▶ **Extracted entries**:
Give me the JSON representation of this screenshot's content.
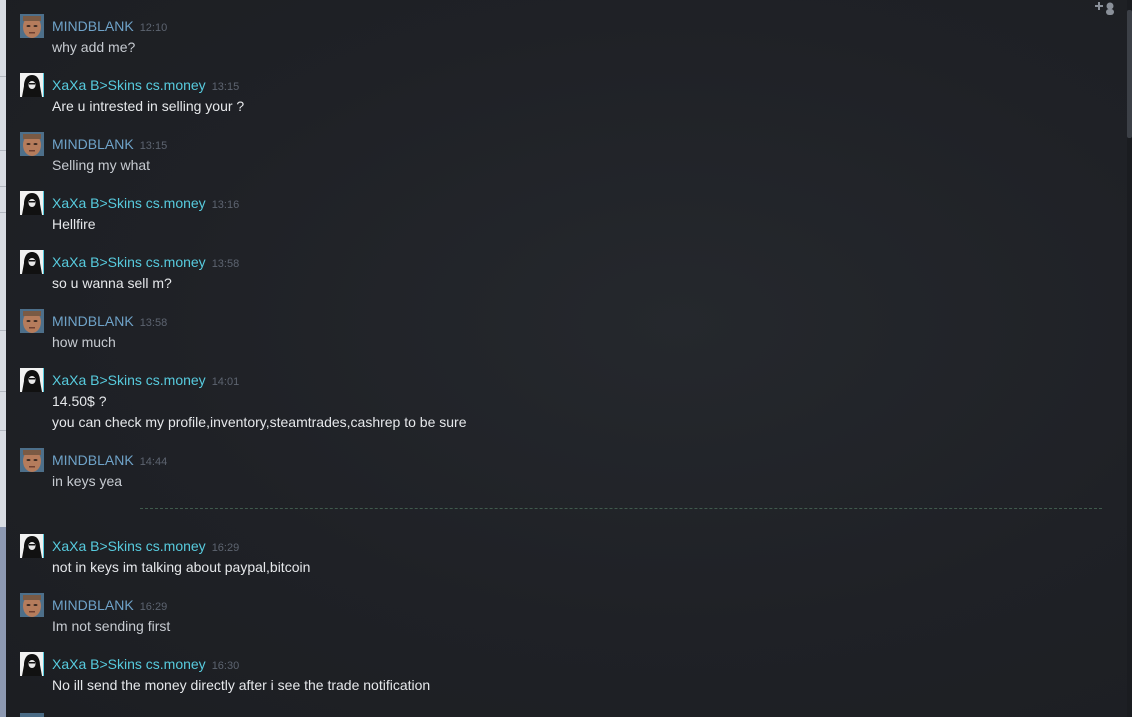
{
  "users": {
    "mindblank": {
      "name": "MINDBLANK",
      "color": "#6fa3c9"
    },
    "xaxa": {
      "name": "XaXa B>Skins cs.money",
      "color": "#57cbde"
    }
  },
  "messages": [
    {
      "user": "MINDBLANK",
      "time": "12:10",
      "lines": [
        "why add me?"
      ]
    },
    {
      "user": "XaXa B>Skins cs.money",
      "time": "13:15",
      "lines": [
        "Are u intrested in selling your ?"
      ]
    },
    {
      "user": "MINDBLANK",
      "time": "13:15",
      "lines": [
        "Selling my what"
      ]
    },
    {
      "user": "XaXa B>Skins cs.money",
      "time": "13:16",
      "lines": [
        "Hellfire"
      ]
    },
    {
      "user": "XaXa B>Skins cs.money",
      "time": "13:58",
      "lines": [
        "so u wanna sell m?"
      ]
    },
    {
      "user": "MINDBLANK",
      "time": "13:58",
      "lines": [
        "how much"
      ]
    },
    {
      "user": "XaXa B>Skins cs.money",
      "time": "14:01",
      "lines": [
        "14.50$ ?",
        "you can check my profile,inventory,steamtrades,cashrep to be sure"
      ]
    },
    {
      "user": "MINDBLANK",
      "time": "14:44",
      "lines": [
        "in keys yea"
      ]
    },
    {
      "user": "XaXa B>Skins cs.money",
      "time": "16:29",
      "lines": [
        "not in keys im talking about paypal,bitcoin"
      ]
    },
    {
      "user": "MINDBLANK",
      "time": "16:29",
      "lines": [
        "Im not sending first"
      ]
    },
    {
      "user": "XaXa B>Skins cs.money",
      "time": "16:30",
      "lines": [
        "No ill send the money directly after i see the trade notification"
      ]
    }
  ],
  "icons": {
    "invite": "add-friend-icon",
    "avatar_mindblank": "face-avatar",
    "avatar_xaxa": "hooded-figure-avatar"
  },
  "colors": {
    "background": "#1f2126",
    "message_text": "#c7cbd1",
    "timestamp": "#5d6470",
    "divider": "#3f5a4c"
  }
}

▶ **Exercise**:
Say the number of lines in the listing that hold "keys", with no added words.

▶ **Result of this task**:
2